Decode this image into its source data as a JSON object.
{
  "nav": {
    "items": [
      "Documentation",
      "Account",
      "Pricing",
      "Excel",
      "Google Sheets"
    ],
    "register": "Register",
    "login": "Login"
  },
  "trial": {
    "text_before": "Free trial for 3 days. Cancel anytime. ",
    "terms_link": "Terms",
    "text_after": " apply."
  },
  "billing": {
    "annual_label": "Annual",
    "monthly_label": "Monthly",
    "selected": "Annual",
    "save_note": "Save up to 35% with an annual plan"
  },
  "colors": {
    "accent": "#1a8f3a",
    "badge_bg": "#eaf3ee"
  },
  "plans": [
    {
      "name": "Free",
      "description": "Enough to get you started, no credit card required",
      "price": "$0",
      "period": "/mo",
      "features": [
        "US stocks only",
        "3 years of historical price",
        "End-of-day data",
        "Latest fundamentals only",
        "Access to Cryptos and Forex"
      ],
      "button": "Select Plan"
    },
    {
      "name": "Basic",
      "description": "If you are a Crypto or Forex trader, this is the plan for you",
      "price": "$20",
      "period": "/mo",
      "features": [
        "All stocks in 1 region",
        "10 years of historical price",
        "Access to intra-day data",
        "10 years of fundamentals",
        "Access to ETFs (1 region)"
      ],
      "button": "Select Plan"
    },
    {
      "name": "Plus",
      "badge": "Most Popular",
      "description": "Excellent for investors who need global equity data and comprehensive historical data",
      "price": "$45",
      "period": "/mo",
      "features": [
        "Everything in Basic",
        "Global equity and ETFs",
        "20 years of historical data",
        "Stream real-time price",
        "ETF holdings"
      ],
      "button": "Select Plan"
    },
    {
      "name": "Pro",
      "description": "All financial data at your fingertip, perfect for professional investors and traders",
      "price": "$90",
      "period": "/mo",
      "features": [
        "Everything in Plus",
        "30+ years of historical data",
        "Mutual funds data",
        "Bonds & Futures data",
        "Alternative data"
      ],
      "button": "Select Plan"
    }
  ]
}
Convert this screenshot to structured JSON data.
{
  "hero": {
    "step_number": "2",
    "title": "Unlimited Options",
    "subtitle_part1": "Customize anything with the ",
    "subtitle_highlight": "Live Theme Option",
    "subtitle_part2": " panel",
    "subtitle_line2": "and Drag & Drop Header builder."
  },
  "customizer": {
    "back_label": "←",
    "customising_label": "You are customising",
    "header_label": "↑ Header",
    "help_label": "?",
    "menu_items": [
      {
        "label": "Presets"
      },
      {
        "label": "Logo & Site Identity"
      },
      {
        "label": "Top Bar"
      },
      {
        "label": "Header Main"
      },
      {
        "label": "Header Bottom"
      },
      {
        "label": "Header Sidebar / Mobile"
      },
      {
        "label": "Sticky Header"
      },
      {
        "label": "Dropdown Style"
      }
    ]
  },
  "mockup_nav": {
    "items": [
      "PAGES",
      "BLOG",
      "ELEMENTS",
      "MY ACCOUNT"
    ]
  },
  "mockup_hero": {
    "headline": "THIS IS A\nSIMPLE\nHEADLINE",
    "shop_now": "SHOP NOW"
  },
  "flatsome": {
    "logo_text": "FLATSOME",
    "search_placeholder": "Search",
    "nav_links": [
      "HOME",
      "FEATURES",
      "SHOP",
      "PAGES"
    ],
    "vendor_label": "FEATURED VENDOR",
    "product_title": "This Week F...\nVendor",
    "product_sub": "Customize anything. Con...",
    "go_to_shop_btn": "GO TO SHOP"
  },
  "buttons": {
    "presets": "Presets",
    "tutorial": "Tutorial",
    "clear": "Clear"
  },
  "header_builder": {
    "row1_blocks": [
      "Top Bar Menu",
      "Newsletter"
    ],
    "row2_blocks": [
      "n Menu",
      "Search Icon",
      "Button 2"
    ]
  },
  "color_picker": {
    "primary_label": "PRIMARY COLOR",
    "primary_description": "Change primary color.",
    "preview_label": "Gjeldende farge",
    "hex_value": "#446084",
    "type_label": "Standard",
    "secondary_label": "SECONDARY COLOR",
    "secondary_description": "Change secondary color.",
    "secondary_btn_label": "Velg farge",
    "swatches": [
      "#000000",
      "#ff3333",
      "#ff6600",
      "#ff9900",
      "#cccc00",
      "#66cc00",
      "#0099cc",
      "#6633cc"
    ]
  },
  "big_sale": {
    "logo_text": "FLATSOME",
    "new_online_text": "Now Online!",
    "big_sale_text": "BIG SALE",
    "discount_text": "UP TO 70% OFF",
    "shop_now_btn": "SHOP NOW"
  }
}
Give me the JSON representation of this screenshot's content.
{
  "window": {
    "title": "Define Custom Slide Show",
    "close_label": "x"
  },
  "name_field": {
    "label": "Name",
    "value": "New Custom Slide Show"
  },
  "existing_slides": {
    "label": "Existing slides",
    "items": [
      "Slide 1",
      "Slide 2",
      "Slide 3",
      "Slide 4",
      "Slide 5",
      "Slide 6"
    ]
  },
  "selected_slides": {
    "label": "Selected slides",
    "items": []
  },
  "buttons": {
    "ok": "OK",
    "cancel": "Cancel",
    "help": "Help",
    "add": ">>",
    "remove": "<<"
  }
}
__________________________________________________
Give solely the number of lines in the data that contain the string "farge".

2